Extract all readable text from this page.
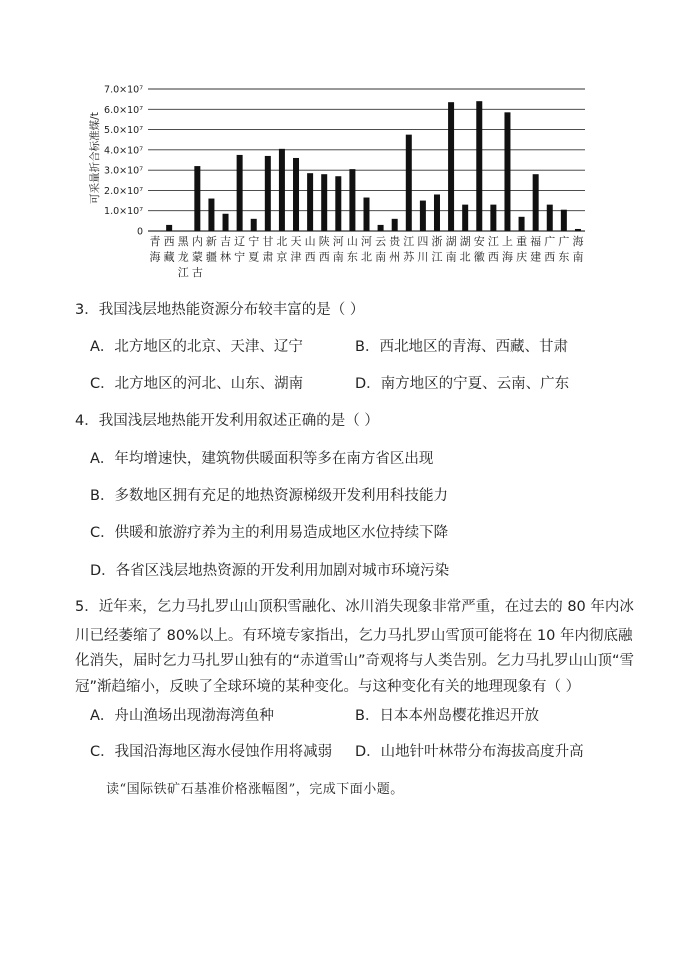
0
1.0×10⁷
2.0×10⁷
3.0×10⁷
4.0×10⁷
5.0×10⁷
6.0×10⁷
7.0×10⁷
青海
西藏
黑龙江
内蒙古
新疆
吉林
辽宁
宁夏
甘肃
北京
天津
山西
陕西
河南
山东
河北
云南
贵州
江苏
四川
浙江
湖南
湖北
安徽
江西
上海
重庆
福建
广西
广东
海南
可采量折合标准煤/t
3．我国浅层地热能资源分布较丰富的是（ ）
A．北方地区的北京、天津、辽宁	B．西北地区的青海、西藏、甘肃
C．北方地区的河北、山东、湖南	D．南方地区的宁夏、云南、广东
4．我国浅层地热能开发利用叙述正确的是（ ）
A．年均增速快，建筑物供暖面积等多在南方省区出现
B．多数地区拥有充足的地热资源梯级开发利用科技能力
C．供暖和旅游疗养为主的利用易造成地区水位持续下降
D．各省区浅层地热资源的开发利用加剧对城市环境污染
5．近年来，乞力马扎罗山山顶积雪融化、冰川消失现象非常严重，在过去的 80 年内冰
川已经萎缩了 80%以上。有环境专家指出，乞力马扎罗山雪顶可能将在 10 年内彻底融
化消失，届时乞力马扎罗山独有的“赤道雪山”奇观将与人类告别。乞力马扎罗山山顶“雪
冠”渐趋缩小，反映了全球环境的某种变化。与这种变化有关的地理现象有（ ）
A．舟山渔场出现渤海湾鱼种	B．日本本州岛樱花推迟开放
C．我国沿海地区海水侵蚀作用将减弱 D．山地针叶林带分布海拔高度升高
读“国际铁矿石基准价格涨幅图”，完成下面小题。
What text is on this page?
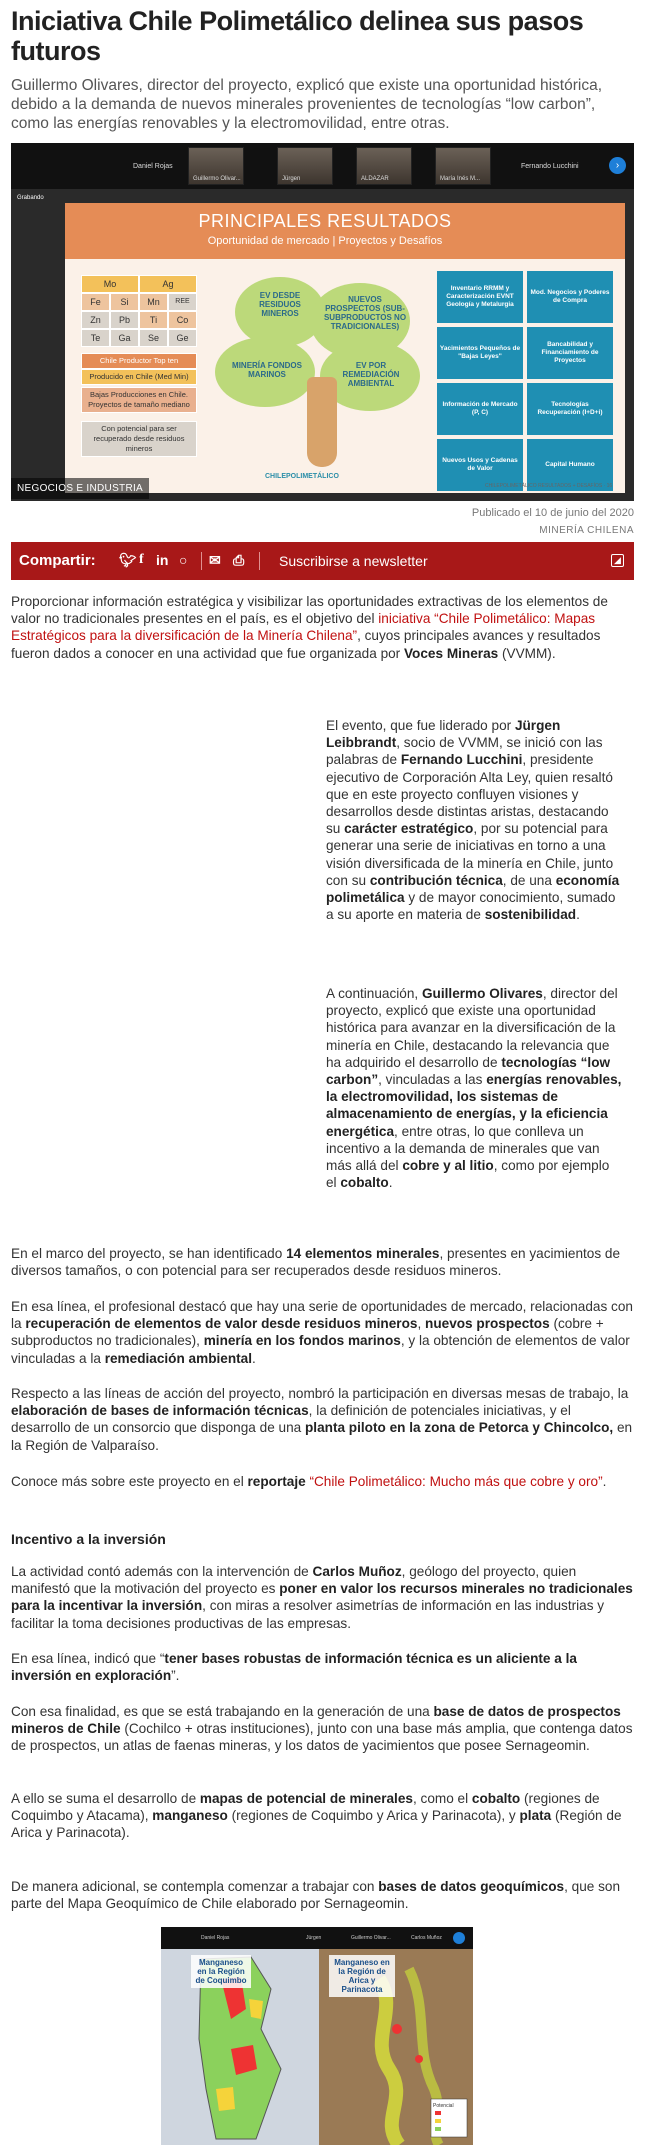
Iniciativa Chile Polimetálico delinea sus pasos futuros

Guillermo Olivares, director del proyecto, explicó que existe una oportunidad histórica, debido a la demanda de nuevos minerales provenientes de tecnologías “low carbon”, como las energías renovables y la electromovilidad, entre otras.

Daniel Rojas
Guillermo Olivar...	Jürgen	ALDAZAR	María Inés M...
Fernando Lucchini	›
Grabando
PRINCIPALES RESULTADOS
Oportunidad de mercado | Proyectos y Desafíos
Mo	Ag
Fe	Si	Mn	REE
Zn	Pb	Ti	Co
Te	Ga	Se	Ge
Chile Productor Top ten
Producido en Chile (Med Min)
Bajas Producciones en Chile. Proyectos de tamaño mediano
Con potencial para ser recuperado desde residuos mineros
EV DESDE RESIDUOS MINEROS
NUEVOS PROSPECTOS (SUB-SUBPRODUCTOS NO TRADICIONALES)
MINERÍA FONDOS MARINOS
EV POR REMEDIACIÓN AMBIENTAL
CHILEPOLIMETÁLICO
Inventario RRMM y Caracterización EVNT Geología y Metalurgia
Mod. Negocios y Poderes de Compra
Yacimientos Pequeños de "Bajas Leyes"
Bancabilidad y Financiamiento de Proyectos
Información de Mercado (P, C)
Tecnologías Recuperación (I+D+i)
Nuevos Usos y Cadenas de Valor
Capital Humano
CHILEPOLIMETÁLICO RESULTADOS + DESAFÍOS · 16
NEGOCIOS E INDUSTRIA
Publicado el 10 de junio del 2020
MINERÍA CHILENA
Compartir: 🐦︎ f in ○ ✉︎ ⎙ Suscribirse a newsletter	◢

Proporcionar información estratégica y visibilizar las oportunidades extractivas de los elementos de valor no tradicionales presentes en el país, es el objetivo del iniciativa “Chile Polimetálico: Mapas Estratégicos para la diversificación de la Minería Chilena”, cuyos principales avances y resultados fueron dados a conocer en una actividad que fue organizada por Voces Mineras (VVMM).

El evento, que fue liderado por Jürgen Leibbrandt, socio de VVMM, se inició con las palabras de Fernando Lucchini, presidente ejecutivo de Corporación Alta Ley, quien resaltó que en este proyecto confluyen visiones y desarrollos desde distintas aristas, destacando su carácter estratégico, por su potencial para generar una serie de iniciativas en torno a una visión diversificada de la minería en Chile, junto con su contribución técnica, de una economía polimetálica y de mayor conocimiento, sumado a su aporte en materia de sostenibilidad.

A continuación, Guillermo Olivares, director del proyecto, explicó que existe una oportunidad histórica para avanzar en la diversificación de la minería en Chile, destacando la relevancia que ha adquirido el desarrollo de tecnologías “low carbon”, vinculadas a las energías renovables, la electromovilidad, los sistemas de almacenamiento de energías, y la eficiencia energética, entre otras, lo que conlleva un incentivo a la demanda de minerales que van más allá del cobre y al litio, como por ejemplo el cobalto.

En el marco del proyecto, se han identificado 14 elementos minerales, presentes en yacimientos de diversos tamaños, o con potencial para ser recuperados desde residuos mineros.

En esa línea, el profesional destacó que hay una serie de oportunidades de mercado, relacionadas con la recuperación de elementos de valor desde residuos mineros, nuevos prospectos (cobre + subproductos no tradicionales), minería en los fondos marinos, y la obtención de elementos de valor vinculadas a la remediación ambiental.

Respecto a las líneas de acción del proyecto, nombró la participación en diversas mesas de trabajo, la elaboración de bases de información técnicas, la definición de potenciales iniciativas, y el desarrollo de un consorcio que disponga de una planta piloto en la zona de Petorca y Chincolco, en la Región de Valparaíso.

Conoce más sobre este proyecto en el reportaje “Chile Polimetálico: Mucho más que cobre y oro”.

Incentivo a la inversión

La actividad contó además con la intervención de Carlos Muñoz, geólogo del proyecto, quien manifestó que la motivación del proyecto es poner en valor los recursos minerales no tradicionales para la incentivar la inversión, con miras a resolver asimetrías de información en las industrias y facilitar la toma decisiones productivas de las empresas.

En esa línea, indicó que “tener bases robustas de información técnica es un aliciente a la inversión en exploración”.

Con esa finalidad, es que se está trabajando en la generación de una base de datos de prospectos mineros de Chile (Cochilco + otras instituciones), junto con una base más amplia, que contenga datos de prospectos, un atlas de faenas mineras, y los datos de yacimientos que posee Sernageomin.

A ello se suma el desarrollo de mapas de potencial de minerales, como el cobalto (regiones de Coquimbo y Atacama), manganeso (regiones de Coquimbo y Arica y Parinacota), y plata (Región de Arica y Parinacota).

De manera adicional, se contempla comenzar a trabajar con bases de datos geoquímicos, que son parte del Mapa Geoquímico de Chile elaborado por Sernageomin.

Daniel Rojas	Jürgen	Guillermo Olivar...	Carlos Muñoz
Manganeso en la Región de Coquimbo
Potencial
Manganeso en la Región de Arica y Parinacota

::::

• **What you will do**
Go through the listing above and write it all out exactly, leaving out any picture.

• **Written answer**
Extract all readable text from this page.
0
1.0×10⁷
2.0×10⁷
3.0×10⁷
4.0×10⁷
5.0×10⁷
6.0×10⁷
7.0×10⁷
青海
西藏
黑龙江
内蒙古
新疆
吉林
辽宁
宁夏
甘肃
北京
天津
山西
陕西
河南
山东
河北
云南
贵州
江苏
四川
浙江
湖南
湖北
安徽
江西
上海
重庆
福建
广西
广东
海南
可采量折合标准煤/t
3．我国浅层地热能资源分布较丰富的是（ ）
A．北方地区的北京、天津、辽宁	B．西北地区的青海、西藏、甘肃
C．北方地区的河北、山东、湖南	D．南方地区的宁夏、云南、广东
4．我国浅层地热能开发利用叙述正确的是（ ）
A．年均增速快，建筑物供暖面积等多在南方省区出现
B．多数地区拥有充足的地热资源梯级开发利用科技能力
C．供暖和旅游疗养为主的利用易造成地区水位持续下降
D．各省区浅层地热资源的开发利用加剧对城市环境污染
5．近年来，乞力马扎罗山山顶积雪融化、冰川消失现象非常严重，在过去的 80 年内冰
川已经萎缩了 80%以上。有环境专家指出，乞力马扎罗山雪顶可能将在 10 年内彻底融
化消失，届时乞力马扎罗山独有的“赤道雪山”奇观将与人类告别。乞力马扎罗山山顶“雪
冠”渐趋缩小，反映了全球环境的某种变化。与这种变化有关的地理现象有（ ）
A．舟山渔场出现渤海湾鱼种	B．日本本州岛樱花推迟开放
C．我国沿海地区海水侵蚀作用将减弱 D．山地针叶林带分布海拔高度升高
读“国际铁矿石基准价格涨幅图”，完成下面小题。
What text is on this page?
Iniciativa Chile Polimetálico delinea sus pasos futuros

Guillermo Olivares, director del proyecto, explicó que existe una oportunidad histórica, debido a la demanda de nuevos minerales provenientes de tecnologías “low carbon”, como las energías renovables y la electromovilidad, entre otras.

Daniel Rojas
Guillermo Olivar...	Jürgen	ALDAZAR	María Inés M...
Fernando Lucchini	›
Grabando
PRINCIPALES RESULTADOS
Oportunidad de mercado | Proyectos y Desafíos
Mo	Ag
Fe	Si	Mn	REE
Zn	Pb	Ti	Co
Te	Ga	Se	Ge
Chile Productor Top ten
Producido en Chile (Med Min)
Bajas Producciones en Chile. Proyectos de tamaño mediano
Con potencial para ser recuperado desde residuos mineros
EV DESDE RESIDUOS MINEROS
NUEVOS PROSPECTOS (SUB-SUBPRODUCTOS NO TRADICIONALES)
MINERÍA FONDOS MARINOS
EV POR REMEDIACIÓN AMBIENTAL
CHILEPOLIMETÁLICO
Inventario RRMM y Caracterización EVNT Geología y Metalurgia
Mod. Negocios y Poderes de Compra
Yacimientos Pequeños de "Bajas Leyes"
Bancabilidad y Financiamiento de Proyectos
Información de Mercado (P, C)
Tecnologías Recuperación (I+D+i)
Nuevos Usos y Cadenas de Valor
Capital Humano
CHILEPOLIMETÁLICO RESULTADOS + DESAFÍOS · 16
NEGOCIOS E INDUSTRIA
Publicado el 10 de junio del 2020
MINERÍA CHILENA
Compartir: 🐦︎ f in ○ ✉︎ ⎙ Suscribirse a newsletter	◢

Proporcionar información estratégica y visibilizar las oportunidades extractivas de los elementos de valor no tradicionales presentes en el país, es el objetivo del iniciativa “Chile Polimetálico: Mapas Estratégicos para la diversificación de la Minería Chilena”, cuyos principales avances y resultados fueron dados a conocer en una actividad que fue organizada por Voces Mineras (VVMM).

El evento, que fue liderado por Jürgen Leibbrandt, socio de VVMM, se inició con las palabras de Fernando Lucchini, presidente ejecutivo de Corporación Alta Ley, quien resaltó que en este proyecto confluyen visiones y desarrollos desde distintas aristas, destacando su carácter estratégico, por su potencial para generar una serie de iniciativas en torno a una visión diversificada de la minería en Chile, junto con su contribución técnica, de una economía polimetálica y de mayor conocimiento, sumado a su aporte en materia de sostenibilidad.

A continuación, Guillermo Olivares, director del proyecto, explicó que existe una oportunidad histórica para avanzar en la diversificación de la minería en Chile, destacando la relevancia que ha adquirido el desarrollo de tecnologías “low carbon”, vinculadas a las energías renovables, la electromovilidad, los sistemas de almacenamiento de energías, y la eficiencia energética, entre otras, lo que conlleva un incentivo a la demanda de minerales que van más allá del cobre y al litio, como por ejemplo el cobalto.

En el marco del proyecto, se han identificado 14 elementos minerales, presentes en yacimientos de diversos tamaños, o con potencial para ser recuperados desde residuos mineros.

En esa línea, el profesional destacó que hay una serie de oportunidades de mercado, relacionadas con la recuperación de elementos de valor desde residuos mineros, nuevos prospectos (cobre + subproductos no tradicionales), minería en los fondos marinos, y la obtención de elementos de valor vinculadas a la remediación ambiental.

Respecto a las líneas de acción del proyecto, nombró la participación en diversas mesas de trabajo, la elaboración de bases de información técnicas, la definición de potenciales iniciativas, y el desarrollo de un consorcio que disponga de una planta piloto en la zona de Petorca y Chincolco, en la Región de Valparaíso.

Conoce más sobre este proyecto en el reportaje “Chile Polimetálico: Mucho más que cobre y oro”.

Incentivo a la inversión

La actividad contó además con la intervención de Carlos Muñoz, geólogo del proyecto, quien manifestó que la motivación del proyecto es poner en valor los recursos minerales no tradicionales para la incentivar la inversión, con miras a resolver asimetrías de información en las industrias y facilitar la toma decisiones productivas de las empresas.

En esa línea, indicó que “tener bases robustas de información técnica es un aliciente a la inversión en exploración”.

Con esa finalidad, es que se está trabajando en la generación de una base de datos de prospectos mineros de Chile (Cochilco + otras instituciones), junto con una base más amplia, que contenga datos de prospectos, un atlas de faenas mineras, y los datos de yacimientos que posee Sernageomin.

A ello se suma el desarrollo de mapas de potencial de minerales, como el cobalto (regiones de Coquimbo y Atacama), manganeso (regiones de Coquimbo y Arica y Parinacota), y plata (Región de Arica y Parinacota).

De manera adicional, se contempla comenzar a trabajar con bases de datos geoquímicos, que son parte del Mapa Geoquímico de Chile elaborado por Sernageomin.

Daniel Rojas	Jürgen	Guillermo Olivar...	Carlos Muñoz
Manganeso en la Región de Coquimbo
Potencial
Manganeso en la Región de Arica y Parinacota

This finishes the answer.